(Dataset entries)
* begin *

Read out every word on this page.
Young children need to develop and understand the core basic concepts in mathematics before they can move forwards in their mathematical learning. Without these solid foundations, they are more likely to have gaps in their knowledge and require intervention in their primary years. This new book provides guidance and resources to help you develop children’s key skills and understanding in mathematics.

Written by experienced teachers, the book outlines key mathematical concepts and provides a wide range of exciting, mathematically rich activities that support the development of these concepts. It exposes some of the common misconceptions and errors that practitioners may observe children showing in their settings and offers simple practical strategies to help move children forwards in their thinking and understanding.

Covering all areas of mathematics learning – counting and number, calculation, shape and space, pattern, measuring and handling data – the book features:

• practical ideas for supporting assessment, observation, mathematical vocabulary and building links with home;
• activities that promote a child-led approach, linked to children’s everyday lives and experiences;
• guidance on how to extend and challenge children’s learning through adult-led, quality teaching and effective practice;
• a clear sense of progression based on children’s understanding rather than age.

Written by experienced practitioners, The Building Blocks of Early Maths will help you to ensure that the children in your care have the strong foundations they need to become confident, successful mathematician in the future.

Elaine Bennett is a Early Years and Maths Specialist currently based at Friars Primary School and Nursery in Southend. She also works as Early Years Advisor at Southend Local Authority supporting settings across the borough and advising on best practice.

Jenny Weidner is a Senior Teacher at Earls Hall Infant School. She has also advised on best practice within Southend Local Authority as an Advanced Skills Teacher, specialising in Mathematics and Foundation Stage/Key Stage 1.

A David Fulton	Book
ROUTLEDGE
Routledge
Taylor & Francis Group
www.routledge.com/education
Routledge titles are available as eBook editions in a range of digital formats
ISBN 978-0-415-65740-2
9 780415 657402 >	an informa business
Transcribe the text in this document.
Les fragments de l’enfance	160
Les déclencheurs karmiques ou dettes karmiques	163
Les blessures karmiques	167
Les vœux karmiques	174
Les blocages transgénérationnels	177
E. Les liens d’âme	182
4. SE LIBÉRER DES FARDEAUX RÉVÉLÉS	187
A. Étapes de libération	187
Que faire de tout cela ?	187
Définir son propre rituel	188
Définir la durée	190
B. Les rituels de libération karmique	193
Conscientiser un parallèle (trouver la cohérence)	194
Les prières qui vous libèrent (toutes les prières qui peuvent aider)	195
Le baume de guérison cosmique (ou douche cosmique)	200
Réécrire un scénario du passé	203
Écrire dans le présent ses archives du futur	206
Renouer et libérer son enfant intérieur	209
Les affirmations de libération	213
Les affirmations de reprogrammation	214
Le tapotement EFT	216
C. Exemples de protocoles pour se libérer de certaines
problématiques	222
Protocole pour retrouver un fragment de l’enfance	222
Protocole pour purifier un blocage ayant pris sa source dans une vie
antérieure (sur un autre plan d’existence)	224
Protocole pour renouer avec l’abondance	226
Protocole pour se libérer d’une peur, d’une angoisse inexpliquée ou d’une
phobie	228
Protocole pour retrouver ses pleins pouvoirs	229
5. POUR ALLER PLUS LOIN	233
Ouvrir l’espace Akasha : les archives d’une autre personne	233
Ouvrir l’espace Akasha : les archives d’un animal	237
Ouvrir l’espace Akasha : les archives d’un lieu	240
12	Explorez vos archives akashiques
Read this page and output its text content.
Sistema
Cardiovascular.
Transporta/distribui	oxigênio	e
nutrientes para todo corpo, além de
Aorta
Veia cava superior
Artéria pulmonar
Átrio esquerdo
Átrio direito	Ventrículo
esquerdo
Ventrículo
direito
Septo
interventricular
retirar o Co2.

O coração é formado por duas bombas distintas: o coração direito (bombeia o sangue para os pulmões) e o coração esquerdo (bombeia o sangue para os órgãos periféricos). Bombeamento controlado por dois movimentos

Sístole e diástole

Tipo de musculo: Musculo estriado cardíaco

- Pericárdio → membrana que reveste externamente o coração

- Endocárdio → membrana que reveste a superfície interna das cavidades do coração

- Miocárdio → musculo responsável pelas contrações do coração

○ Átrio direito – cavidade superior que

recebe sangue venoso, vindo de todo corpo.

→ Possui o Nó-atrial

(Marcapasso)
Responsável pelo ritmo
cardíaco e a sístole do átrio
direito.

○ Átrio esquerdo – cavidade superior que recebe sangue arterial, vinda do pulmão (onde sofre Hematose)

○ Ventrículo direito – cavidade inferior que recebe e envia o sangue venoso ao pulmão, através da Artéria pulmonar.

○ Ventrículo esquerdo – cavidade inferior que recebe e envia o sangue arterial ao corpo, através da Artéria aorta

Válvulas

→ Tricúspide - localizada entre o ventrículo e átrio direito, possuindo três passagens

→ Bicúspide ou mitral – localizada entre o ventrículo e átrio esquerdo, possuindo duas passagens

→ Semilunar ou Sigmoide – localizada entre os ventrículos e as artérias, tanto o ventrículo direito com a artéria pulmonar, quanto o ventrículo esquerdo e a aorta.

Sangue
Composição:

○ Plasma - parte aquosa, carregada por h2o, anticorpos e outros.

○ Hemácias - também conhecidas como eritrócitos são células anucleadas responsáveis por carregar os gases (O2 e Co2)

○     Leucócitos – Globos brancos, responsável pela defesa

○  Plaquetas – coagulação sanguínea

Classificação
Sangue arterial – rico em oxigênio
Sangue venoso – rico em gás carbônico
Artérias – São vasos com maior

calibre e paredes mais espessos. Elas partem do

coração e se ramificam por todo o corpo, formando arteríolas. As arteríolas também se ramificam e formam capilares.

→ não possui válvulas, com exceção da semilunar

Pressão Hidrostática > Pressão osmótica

* end *

## Stated task
Copy each line of the preceding data that contains the string "oxigênio".

## Exercise response
Transporta/distribui	oxigênio	e
Sangue arterial – rico em oxigênio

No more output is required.